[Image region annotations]
------------------------

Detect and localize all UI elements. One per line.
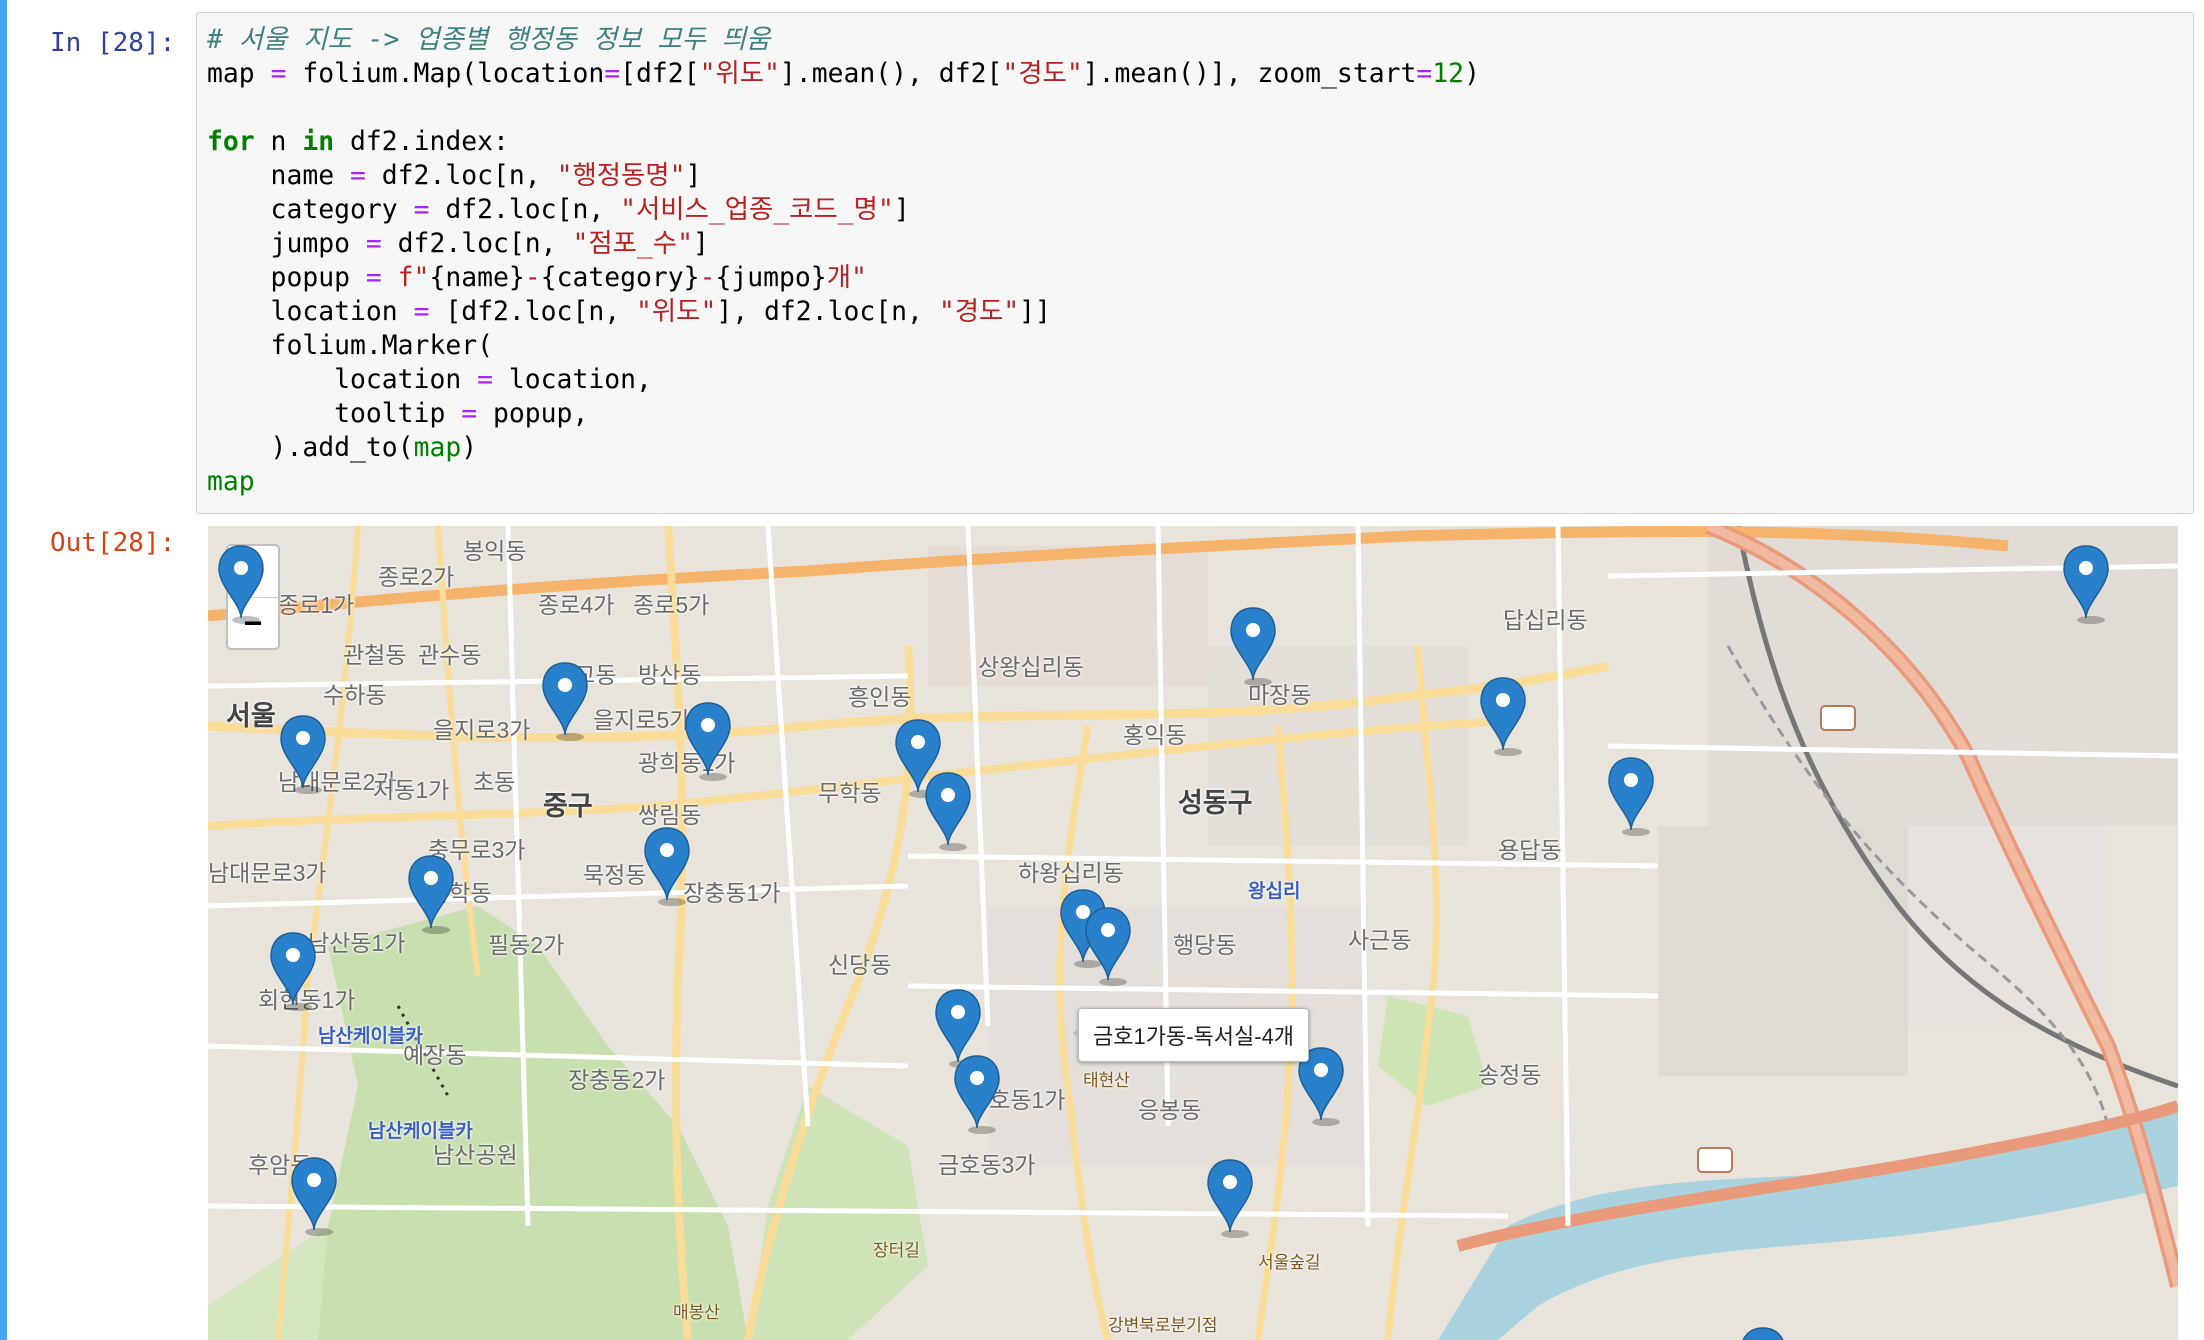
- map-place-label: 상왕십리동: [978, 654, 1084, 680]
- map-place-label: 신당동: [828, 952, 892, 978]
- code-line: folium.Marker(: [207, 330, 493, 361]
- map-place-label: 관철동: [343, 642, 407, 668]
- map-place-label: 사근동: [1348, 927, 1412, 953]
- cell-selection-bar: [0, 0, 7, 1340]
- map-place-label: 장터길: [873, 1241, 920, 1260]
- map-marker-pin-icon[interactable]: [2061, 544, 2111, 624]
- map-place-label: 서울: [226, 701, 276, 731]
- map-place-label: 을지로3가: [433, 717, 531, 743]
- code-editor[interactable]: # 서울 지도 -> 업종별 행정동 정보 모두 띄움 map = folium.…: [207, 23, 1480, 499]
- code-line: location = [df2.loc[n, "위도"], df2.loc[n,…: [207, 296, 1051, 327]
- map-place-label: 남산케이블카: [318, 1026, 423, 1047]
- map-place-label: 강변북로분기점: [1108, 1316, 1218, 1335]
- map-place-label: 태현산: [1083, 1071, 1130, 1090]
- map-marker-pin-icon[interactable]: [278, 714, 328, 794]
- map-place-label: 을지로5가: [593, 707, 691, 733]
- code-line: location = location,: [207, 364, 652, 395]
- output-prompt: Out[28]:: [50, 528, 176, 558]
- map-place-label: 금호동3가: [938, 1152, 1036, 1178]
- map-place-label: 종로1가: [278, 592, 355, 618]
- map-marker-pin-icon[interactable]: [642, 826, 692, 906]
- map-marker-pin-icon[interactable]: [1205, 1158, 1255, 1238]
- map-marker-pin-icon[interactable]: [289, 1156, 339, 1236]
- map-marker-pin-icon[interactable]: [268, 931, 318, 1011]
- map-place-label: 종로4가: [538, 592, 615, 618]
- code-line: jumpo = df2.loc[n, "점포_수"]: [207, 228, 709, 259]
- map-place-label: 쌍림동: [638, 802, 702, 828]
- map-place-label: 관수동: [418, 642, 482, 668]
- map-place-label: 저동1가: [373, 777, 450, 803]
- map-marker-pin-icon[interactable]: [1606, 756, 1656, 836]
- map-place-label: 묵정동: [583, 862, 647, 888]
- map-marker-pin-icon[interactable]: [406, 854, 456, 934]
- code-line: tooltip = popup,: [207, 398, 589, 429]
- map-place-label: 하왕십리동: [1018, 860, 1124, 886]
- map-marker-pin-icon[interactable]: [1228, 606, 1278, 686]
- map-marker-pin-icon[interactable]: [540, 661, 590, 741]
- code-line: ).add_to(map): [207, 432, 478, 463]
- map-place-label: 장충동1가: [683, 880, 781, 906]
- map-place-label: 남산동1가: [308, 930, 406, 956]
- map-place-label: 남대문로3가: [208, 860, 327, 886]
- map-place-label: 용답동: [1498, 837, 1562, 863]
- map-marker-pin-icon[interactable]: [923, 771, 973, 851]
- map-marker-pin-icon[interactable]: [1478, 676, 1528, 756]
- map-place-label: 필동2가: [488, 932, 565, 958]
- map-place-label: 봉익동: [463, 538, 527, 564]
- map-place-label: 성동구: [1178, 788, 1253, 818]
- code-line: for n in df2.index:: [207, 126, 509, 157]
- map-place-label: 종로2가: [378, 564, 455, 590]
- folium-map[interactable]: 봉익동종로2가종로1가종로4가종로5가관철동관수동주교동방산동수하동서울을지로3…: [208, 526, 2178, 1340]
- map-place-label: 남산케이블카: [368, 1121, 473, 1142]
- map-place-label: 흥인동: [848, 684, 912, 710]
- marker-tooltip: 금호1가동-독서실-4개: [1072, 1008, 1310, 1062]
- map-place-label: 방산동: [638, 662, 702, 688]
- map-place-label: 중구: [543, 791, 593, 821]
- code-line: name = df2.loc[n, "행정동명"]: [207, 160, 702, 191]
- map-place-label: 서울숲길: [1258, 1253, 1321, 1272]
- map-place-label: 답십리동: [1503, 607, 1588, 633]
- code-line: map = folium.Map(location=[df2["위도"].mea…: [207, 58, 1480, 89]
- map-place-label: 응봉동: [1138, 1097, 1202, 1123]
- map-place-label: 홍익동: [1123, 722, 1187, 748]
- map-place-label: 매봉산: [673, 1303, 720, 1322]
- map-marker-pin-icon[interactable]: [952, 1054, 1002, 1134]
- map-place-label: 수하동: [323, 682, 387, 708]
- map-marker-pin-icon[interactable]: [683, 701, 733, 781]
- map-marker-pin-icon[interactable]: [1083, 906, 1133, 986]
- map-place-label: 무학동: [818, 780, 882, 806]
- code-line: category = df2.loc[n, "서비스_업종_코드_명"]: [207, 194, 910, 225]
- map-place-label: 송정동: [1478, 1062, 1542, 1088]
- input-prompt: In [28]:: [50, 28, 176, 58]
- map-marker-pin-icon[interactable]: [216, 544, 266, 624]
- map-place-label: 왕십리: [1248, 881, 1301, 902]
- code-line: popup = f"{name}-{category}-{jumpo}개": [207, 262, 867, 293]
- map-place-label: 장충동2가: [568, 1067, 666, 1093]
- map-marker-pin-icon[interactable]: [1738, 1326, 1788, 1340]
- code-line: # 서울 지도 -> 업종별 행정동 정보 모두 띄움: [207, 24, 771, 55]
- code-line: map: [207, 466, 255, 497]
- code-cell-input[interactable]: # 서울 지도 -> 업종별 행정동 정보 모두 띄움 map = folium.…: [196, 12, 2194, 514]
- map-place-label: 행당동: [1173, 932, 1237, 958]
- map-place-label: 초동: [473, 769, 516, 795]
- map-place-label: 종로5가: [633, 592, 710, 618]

------------------------

EXERCISE GOAL: Set out the lines as a Markdown table with the columns No. and Entry, numbering each line and leaving out blank lines. Begin at the line that has "- map-place-label: 상왕십리동: [978, 654, 1084, 680]" and stop after the line that has "- map-marker-pin-icon[interactable]: [2061, 544, 2111, 624]".

THE RESULT:
| No. | Entry |
|---|---|
| 1 | - map-place-label: 상왕십리동: [978, 654, 1084, 680] |
| 2 | - map-place-label: 신당동: [828, 952, 892, 978] |
| 3 | - code-line: folium.Marker(: [207, 330, 493, 361] |
| 4 | - map-place-label: 관철동: [343, 642, 407, 668] |
| 5 | - map-place-label: 사근동: [1348, 927, 1412, 953] |
| 6 | - cell-selection-bar: [0, 0, 7, 1340] |
| 7 | - map-place-label: 장터길: [873, 1241, 920, 1260] |
| 8 | - map-marker-pin-icon[interactable]: [2061, 544, 2111, 624] |